TASK BRIEF. Report only the number of lines holding "interior".

Stored records.
········

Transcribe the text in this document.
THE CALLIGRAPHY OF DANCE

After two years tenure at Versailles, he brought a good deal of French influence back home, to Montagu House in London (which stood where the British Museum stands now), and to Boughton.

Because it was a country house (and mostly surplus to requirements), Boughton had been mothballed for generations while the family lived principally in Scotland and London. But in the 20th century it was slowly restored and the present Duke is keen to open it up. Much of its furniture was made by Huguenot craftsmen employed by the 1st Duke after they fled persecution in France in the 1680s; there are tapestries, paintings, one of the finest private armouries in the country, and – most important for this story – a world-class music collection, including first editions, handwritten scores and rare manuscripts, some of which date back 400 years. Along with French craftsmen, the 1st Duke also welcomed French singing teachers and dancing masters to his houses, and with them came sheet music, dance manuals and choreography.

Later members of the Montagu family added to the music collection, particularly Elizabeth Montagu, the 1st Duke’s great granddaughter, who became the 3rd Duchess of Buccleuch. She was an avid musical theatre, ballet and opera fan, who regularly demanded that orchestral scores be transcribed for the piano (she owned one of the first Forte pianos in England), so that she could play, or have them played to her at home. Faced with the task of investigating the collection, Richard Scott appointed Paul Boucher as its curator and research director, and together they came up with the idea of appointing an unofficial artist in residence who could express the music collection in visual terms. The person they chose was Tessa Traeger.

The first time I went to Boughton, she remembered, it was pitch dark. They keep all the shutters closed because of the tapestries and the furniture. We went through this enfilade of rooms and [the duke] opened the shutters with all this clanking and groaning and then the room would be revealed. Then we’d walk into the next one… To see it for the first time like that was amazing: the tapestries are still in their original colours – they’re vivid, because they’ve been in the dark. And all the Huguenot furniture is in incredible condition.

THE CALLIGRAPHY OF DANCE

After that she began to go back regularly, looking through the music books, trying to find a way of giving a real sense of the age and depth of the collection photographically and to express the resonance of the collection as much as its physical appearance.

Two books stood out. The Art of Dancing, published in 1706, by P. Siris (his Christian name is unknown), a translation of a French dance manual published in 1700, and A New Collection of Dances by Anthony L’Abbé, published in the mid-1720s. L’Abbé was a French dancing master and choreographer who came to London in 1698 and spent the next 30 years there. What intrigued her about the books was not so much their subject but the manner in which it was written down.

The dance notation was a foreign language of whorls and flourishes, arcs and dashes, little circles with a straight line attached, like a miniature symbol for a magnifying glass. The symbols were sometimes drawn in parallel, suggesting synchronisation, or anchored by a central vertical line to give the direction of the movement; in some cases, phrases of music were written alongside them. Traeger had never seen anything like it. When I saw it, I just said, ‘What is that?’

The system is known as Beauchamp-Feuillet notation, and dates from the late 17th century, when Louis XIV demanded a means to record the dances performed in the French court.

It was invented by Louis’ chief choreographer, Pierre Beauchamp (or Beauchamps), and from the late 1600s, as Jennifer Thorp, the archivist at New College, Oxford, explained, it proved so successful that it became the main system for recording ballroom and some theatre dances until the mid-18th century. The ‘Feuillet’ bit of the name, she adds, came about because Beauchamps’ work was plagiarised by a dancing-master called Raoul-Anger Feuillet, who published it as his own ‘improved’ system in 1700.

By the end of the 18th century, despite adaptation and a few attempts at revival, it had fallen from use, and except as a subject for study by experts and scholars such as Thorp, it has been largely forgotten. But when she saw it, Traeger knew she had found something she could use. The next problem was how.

········

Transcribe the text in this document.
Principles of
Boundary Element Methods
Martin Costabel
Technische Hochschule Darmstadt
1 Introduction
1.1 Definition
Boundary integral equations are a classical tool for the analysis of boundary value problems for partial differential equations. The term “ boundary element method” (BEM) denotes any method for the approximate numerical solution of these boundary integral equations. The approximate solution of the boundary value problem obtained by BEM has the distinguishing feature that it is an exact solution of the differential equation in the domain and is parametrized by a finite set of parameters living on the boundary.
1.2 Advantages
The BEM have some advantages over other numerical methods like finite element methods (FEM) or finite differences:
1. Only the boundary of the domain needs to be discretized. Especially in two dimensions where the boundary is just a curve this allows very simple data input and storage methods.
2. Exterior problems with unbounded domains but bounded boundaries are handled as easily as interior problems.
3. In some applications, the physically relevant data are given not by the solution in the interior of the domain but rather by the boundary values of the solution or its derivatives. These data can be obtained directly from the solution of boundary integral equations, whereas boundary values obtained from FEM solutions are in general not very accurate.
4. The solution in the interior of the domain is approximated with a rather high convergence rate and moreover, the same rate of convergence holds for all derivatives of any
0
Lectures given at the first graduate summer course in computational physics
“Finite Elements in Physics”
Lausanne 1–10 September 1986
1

········

EXERCISE RESULT. 3